**YOUR GOAL**
The records are set out below this line. Return exactly the lines from the one containing "What text is on this page?" through the last, and exclude the pictures.

**MATERIAL FOR THIS EXERCISE**
[Start of section]
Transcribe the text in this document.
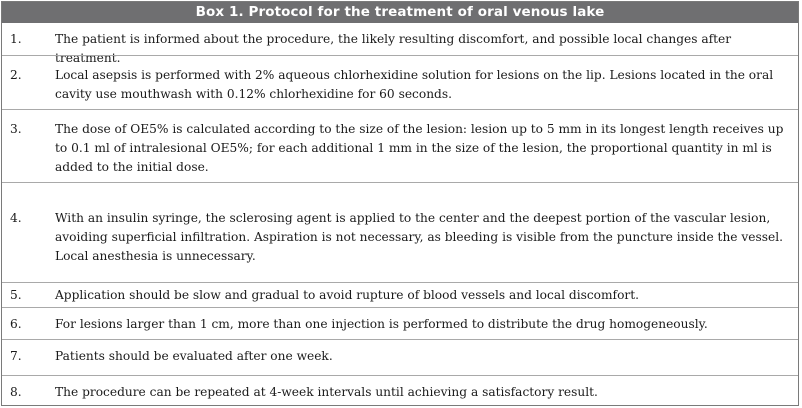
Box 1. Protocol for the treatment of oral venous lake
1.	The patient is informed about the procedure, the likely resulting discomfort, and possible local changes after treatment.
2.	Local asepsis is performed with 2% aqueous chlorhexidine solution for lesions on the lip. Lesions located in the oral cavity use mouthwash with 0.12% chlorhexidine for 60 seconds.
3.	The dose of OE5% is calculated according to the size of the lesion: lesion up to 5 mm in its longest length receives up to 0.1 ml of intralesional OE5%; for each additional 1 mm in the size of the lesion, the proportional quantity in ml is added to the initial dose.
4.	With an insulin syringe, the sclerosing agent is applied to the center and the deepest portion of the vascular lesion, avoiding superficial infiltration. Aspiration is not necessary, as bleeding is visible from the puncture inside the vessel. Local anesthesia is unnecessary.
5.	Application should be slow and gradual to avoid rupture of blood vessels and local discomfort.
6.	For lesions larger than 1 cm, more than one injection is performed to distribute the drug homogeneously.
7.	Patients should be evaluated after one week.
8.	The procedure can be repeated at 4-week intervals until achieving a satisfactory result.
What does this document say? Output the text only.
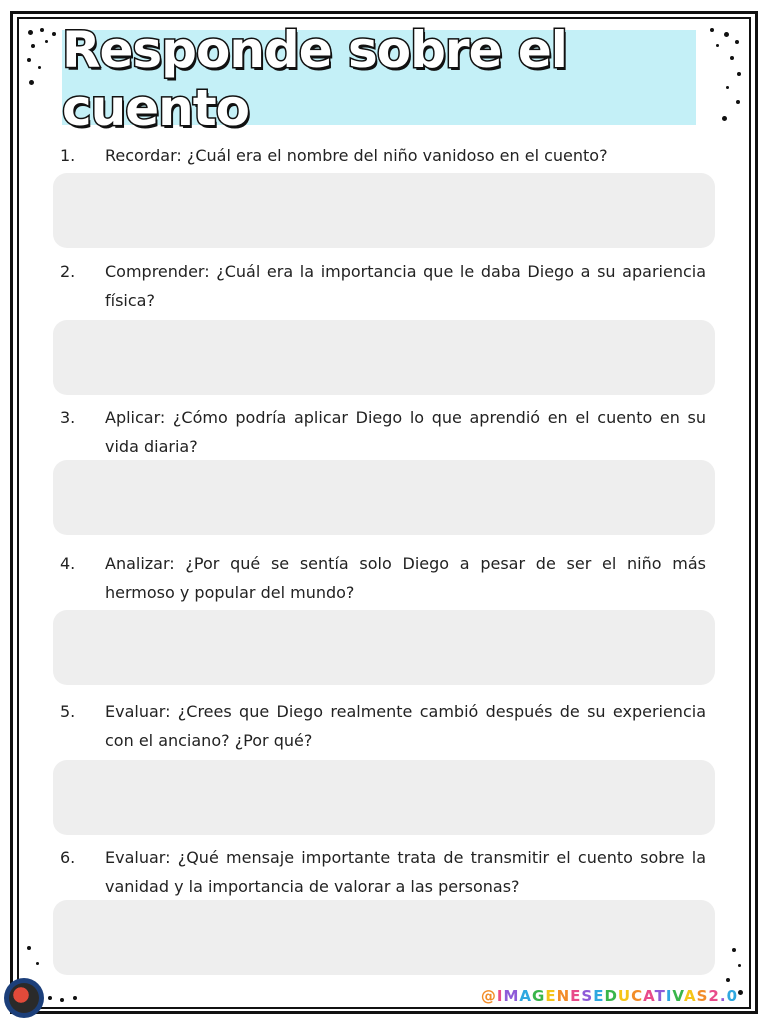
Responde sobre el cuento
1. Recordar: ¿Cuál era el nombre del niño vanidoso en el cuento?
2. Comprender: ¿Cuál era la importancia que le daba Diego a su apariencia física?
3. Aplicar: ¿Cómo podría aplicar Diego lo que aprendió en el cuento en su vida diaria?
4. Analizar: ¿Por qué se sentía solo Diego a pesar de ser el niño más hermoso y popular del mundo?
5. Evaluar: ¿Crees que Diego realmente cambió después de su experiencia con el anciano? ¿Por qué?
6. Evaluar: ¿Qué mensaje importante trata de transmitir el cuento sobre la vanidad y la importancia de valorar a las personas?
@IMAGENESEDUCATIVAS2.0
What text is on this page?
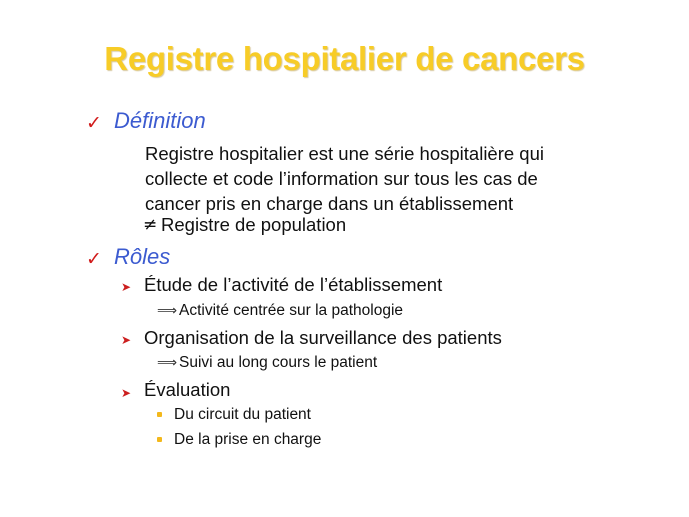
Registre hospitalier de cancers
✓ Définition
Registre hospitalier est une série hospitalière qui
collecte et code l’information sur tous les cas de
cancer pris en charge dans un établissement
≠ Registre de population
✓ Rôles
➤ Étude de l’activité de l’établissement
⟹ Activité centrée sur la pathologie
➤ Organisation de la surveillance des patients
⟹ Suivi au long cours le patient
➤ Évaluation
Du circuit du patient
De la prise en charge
[End of section]
**RESULT OF THE TASK**
What text is on this page?
Registre hospitalier de cancers
✓ Définition
Registre hospitalier est une série hospitalière qui
collecte et code l’information sur tous les cas de
cancer pris en charge dans un établissement
≠ Registre de population
✓ Rôles
➤ Étude de l’activité de l’établissement
⟹ Activité centrée sur la pathologie
➤ Organisation de la surveillance des patients
⟹ Suivi au long cours le patient
➤ Évaluation
Du circuit du patient
De la prise en charge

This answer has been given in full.